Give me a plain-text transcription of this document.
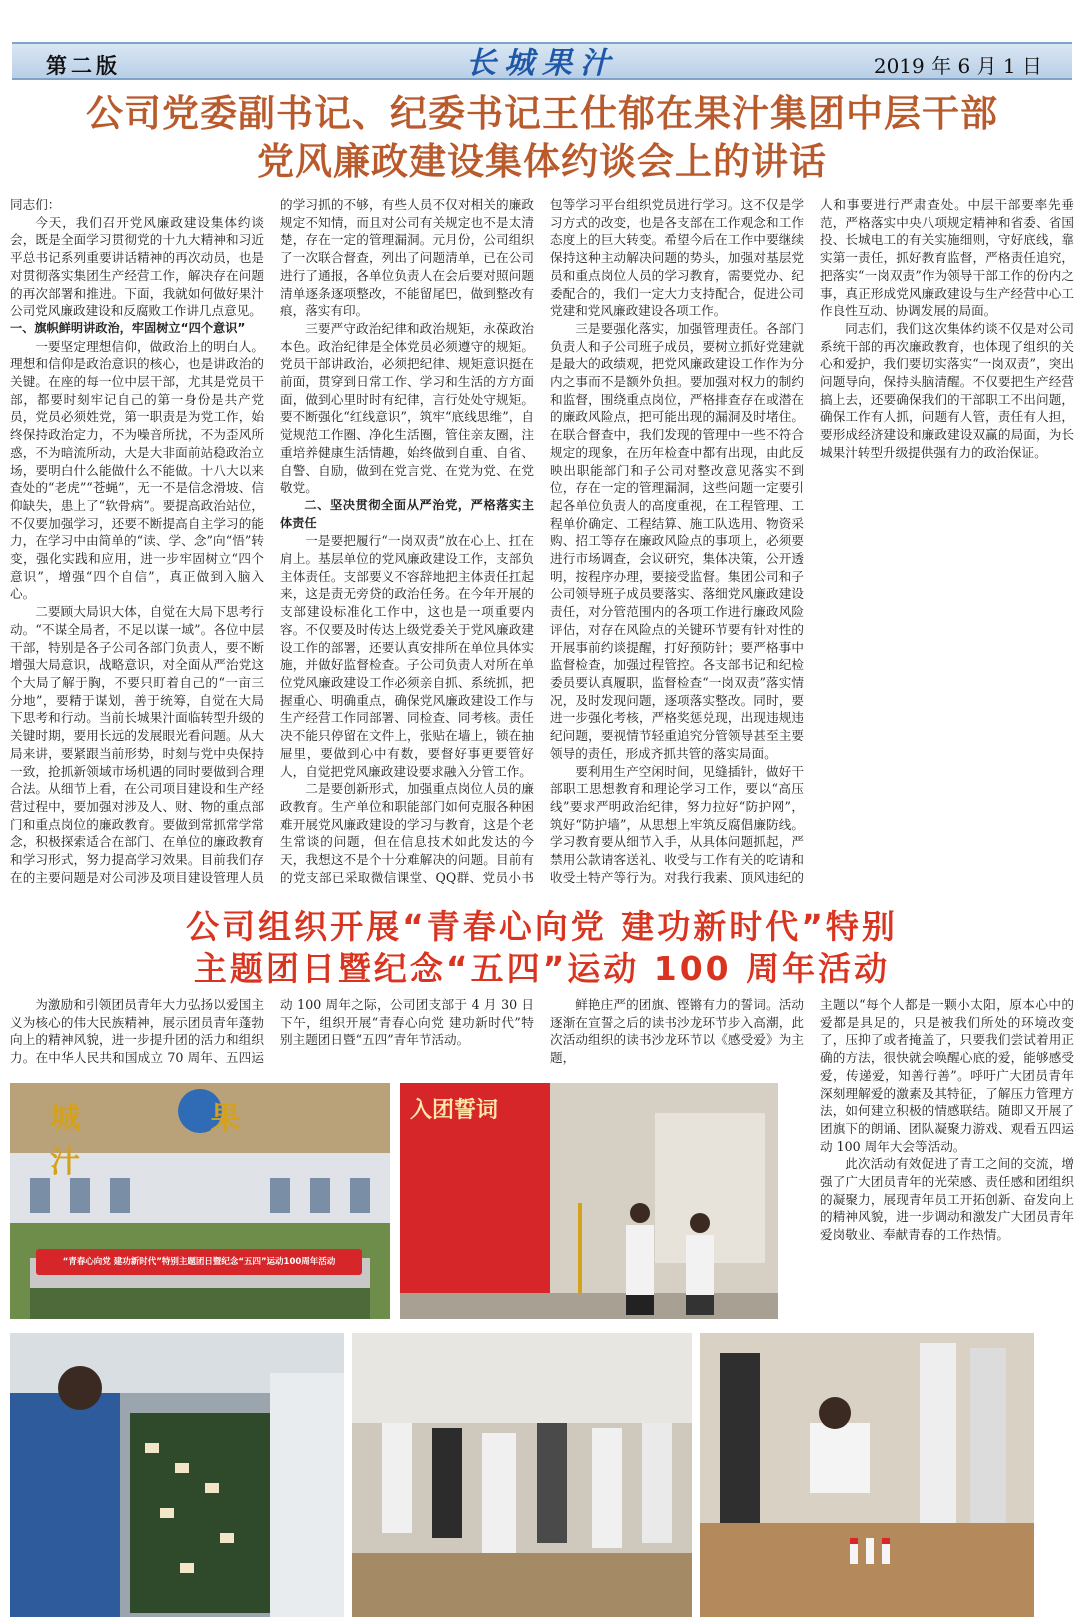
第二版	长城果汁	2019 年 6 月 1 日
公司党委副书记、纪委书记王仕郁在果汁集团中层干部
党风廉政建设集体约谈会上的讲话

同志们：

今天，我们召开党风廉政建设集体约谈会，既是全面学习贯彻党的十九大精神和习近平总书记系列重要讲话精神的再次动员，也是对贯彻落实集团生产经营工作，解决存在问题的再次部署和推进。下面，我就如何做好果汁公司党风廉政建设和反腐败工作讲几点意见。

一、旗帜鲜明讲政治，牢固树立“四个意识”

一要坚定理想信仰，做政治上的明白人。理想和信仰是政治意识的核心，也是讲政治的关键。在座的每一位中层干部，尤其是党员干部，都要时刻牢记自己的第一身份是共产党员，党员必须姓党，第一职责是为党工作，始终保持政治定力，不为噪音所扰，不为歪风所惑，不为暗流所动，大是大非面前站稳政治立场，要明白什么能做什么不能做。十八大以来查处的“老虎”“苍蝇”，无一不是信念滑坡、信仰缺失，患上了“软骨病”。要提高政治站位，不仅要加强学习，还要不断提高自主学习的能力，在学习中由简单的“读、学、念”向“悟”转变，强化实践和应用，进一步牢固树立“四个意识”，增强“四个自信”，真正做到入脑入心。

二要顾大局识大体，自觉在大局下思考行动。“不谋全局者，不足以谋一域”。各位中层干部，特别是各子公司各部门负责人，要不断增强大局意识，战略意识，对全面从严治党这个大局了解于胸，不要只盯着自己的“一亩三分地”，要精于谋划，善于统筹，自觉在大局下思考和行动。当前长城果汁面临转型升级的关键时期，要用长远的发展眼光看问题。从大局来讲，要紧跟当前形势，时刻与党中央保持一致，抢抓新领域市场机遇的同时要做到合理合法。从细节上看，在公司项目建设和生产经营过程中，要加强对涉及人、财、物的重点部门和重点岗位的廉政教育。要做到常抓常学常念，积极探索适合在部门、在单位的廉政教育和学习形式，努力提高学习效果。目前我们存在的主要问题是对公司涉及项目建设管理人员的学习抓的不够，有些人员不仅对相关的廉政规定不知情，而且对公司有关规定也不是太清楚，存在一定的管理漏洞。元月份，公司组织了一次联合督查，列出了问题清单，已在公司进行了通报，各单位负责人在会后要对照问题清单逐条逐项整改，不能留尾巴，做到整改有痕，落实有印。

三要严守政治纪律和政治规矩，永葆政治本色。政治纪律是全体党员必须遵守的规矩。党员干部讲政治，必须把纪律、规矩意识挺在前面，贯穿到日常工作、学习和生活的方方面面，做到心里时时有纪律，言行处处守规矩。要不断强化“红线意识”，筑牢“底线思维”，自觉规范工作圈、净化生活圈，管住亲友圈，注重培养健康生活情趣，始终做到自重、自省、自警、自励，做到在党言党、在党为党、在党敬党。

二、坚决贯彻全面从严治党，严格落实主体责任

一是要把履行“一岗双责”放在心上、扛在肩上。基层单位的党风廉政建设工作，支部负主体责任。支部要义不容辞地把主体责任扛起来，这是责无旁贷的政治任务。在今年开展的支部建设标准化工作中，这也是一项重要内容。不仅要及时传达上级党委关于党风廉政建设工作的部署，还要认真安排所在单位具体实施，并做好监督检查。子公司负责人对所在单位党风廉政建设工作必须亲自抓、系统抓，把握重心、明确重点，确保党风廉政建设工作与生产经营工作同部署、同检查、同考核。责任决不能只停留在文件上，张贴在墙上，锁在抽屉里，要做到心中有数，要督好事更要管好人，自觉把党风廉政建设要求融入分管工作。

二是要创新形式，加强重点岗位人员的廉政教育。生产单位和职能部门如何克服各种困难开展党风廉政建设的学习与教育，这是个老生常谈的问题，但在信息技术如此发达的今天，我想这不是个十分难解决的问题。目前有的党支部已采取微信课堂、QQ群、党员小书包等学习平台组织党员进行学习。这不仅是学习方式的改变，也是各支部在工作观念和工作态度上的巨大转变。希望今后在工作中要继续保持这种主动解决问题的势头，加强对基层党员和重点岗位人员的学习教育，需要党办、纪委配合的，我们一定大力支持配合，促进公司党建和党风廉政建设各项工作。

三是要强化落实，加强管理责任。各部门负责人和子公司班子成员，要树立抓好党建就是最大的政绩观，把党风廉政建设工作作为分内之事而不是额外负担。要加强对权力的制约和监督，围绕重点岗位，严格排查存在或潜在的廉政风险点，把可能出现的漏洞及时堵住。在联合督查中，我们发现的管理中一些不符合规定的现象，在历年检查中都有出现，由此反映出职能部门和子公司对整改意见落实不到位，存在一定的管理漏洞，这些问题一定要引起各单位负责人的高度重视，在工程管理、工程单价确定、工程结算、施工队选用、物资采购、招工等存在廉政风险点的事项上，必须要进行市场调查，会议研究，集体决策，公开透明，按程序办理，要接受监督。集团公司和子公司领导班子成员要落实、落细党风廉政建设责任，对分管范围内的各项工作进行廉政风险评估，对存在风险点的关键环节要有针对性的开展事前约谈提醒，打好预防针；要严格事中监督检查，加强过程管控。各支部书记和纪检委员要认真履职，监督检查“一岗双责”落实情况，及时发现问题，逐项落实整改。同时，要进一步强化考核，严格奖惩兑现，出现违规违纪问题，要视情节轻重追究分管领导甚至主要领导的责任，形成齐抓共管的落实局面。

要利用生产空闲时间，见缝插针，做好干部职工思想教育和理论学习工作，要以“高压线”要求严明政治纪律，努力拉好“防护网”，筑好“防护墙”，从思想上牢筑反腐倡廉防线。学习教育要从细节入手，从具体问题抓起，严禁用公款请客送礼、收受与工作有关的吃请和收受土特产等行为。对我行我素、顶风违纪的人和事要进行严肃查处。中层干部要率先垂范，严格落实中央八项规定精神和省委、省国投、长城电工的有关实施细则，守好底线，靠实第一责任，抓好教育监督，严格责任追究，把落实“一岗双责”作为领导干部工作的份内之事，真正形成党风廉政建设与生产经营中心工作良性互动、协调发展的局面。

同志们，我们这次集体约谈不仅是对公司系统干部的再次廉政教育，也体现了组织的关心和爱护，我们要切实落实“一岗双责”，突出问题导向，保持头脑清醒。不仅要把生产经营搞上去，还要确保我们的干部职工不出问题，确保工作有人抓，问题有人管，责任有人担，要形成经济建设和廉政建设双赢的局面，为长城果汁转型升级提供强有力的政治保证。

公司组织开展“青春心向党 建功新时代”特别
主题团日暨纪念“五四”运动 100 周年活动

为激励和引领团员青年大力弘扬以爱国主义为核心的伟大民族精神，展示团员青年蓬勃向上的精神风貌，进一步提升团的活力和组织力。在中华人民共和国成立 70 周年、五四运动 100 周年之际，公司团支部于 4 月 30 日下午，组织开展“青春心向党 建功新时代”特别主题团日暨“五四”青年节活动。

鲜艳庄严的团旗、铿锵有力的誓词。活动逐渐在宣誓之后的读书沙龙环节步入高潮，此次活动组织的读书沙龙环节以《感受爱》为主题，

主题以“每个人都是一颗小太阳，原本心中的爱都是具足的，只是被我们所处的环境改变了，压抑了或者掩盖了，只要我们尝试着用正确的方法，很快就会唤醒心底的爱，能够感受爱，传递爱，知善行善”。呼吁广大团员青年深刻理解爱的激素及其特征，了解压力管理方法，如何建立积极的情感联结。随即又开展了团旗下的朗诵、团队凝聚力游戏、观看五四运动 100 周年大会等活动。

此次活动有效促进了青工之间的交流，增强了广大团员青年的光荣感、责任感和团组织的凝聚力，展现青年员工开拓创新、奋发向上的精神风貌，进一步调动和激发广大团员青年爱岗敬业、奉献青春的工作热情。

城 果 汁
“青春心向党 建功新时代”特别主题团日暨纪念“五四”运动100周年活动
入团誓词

---

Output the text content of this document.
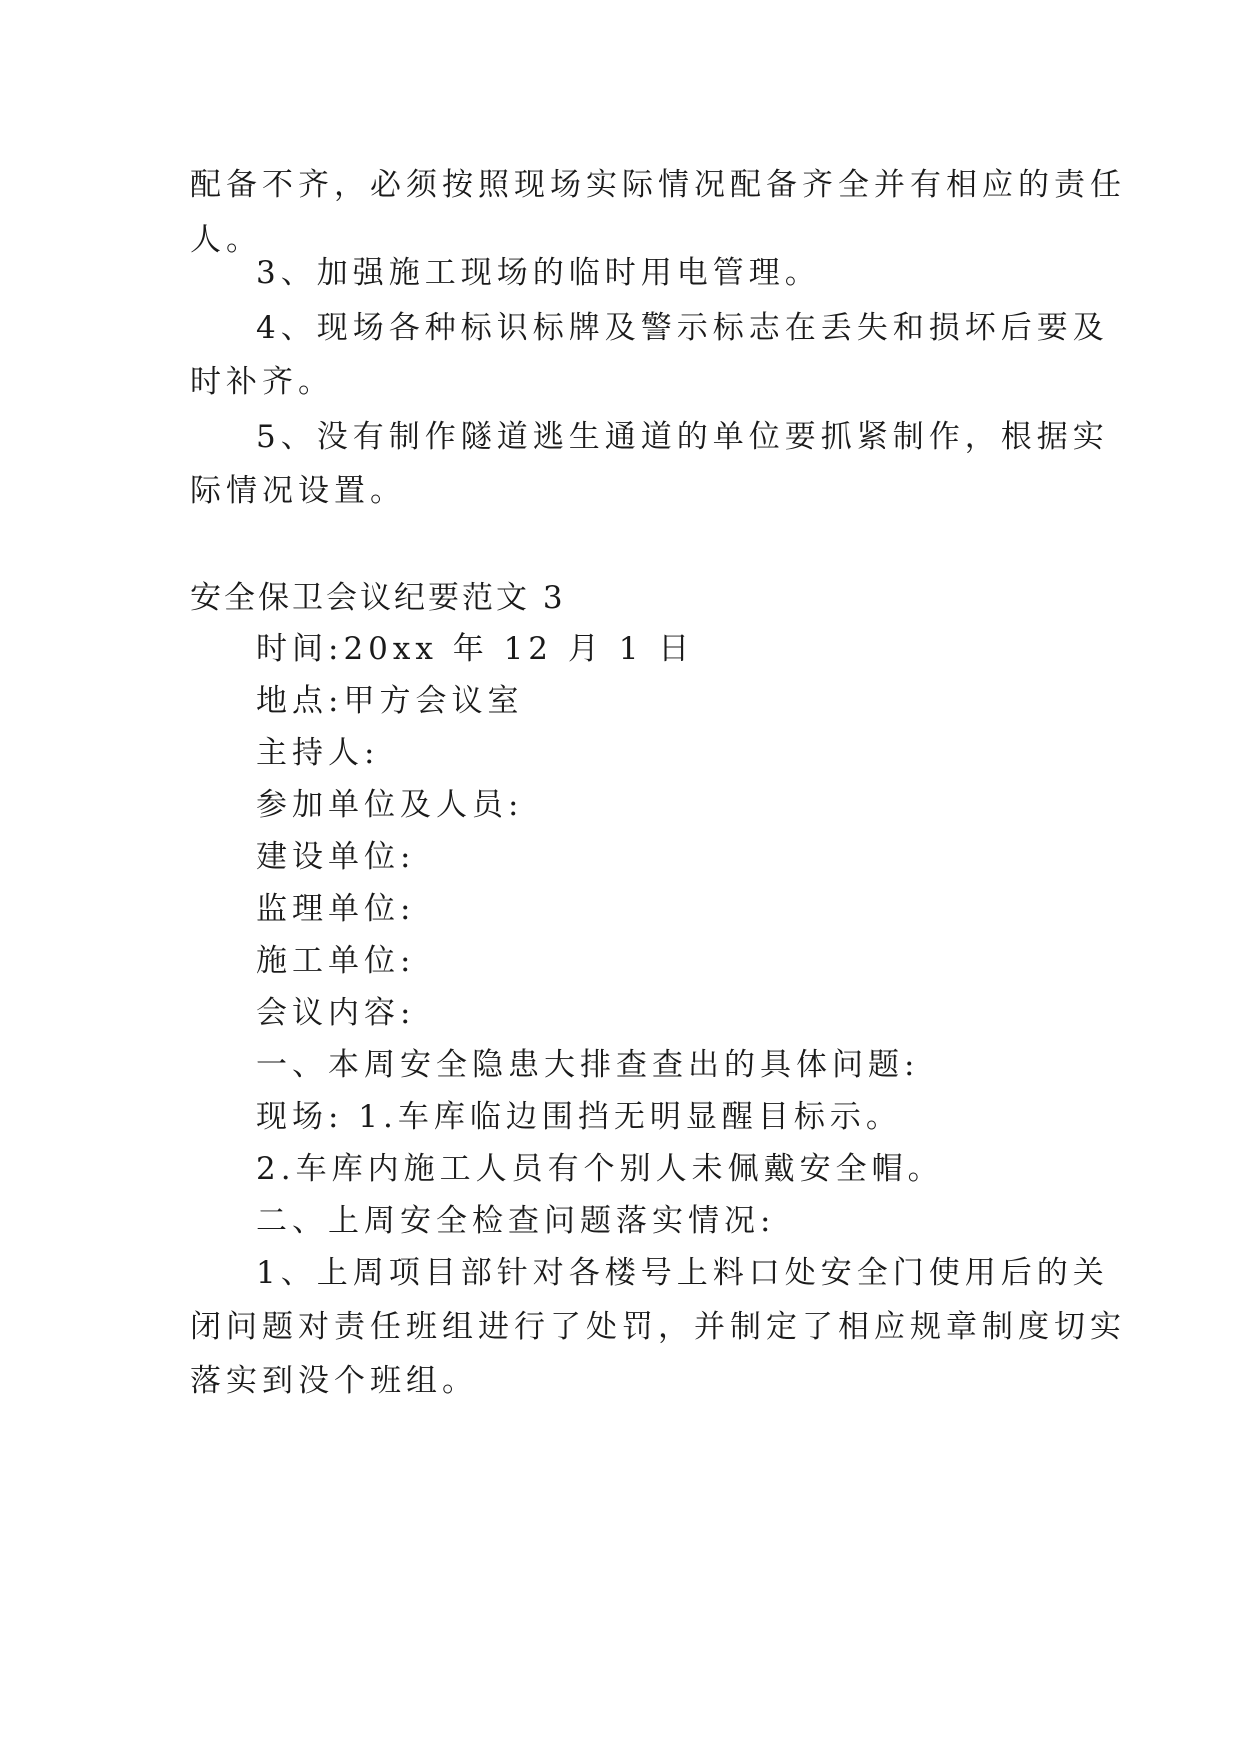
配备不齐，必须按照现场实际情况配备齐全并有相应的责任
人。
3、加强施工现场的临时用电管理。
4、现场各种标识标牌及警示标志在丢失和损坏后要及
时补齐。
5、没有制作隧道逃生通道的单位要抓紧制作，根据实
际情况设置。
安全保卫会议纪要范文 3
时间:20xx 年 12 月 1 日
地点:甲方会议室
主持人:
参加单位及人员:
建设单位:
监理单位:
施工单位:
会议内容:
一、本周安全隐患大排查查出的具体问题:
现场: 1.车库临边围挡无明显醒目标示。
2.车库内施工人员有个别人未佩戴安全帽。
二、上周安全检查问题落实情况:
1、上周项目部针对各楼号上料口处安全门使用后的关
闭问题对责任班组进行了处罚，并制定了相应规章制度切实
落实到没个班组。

» Task details
Only lines that contain the word "document" are wanted; copy each of them.

» Output below
Give me a plain-text transcription of this document.
Output the text content of this document.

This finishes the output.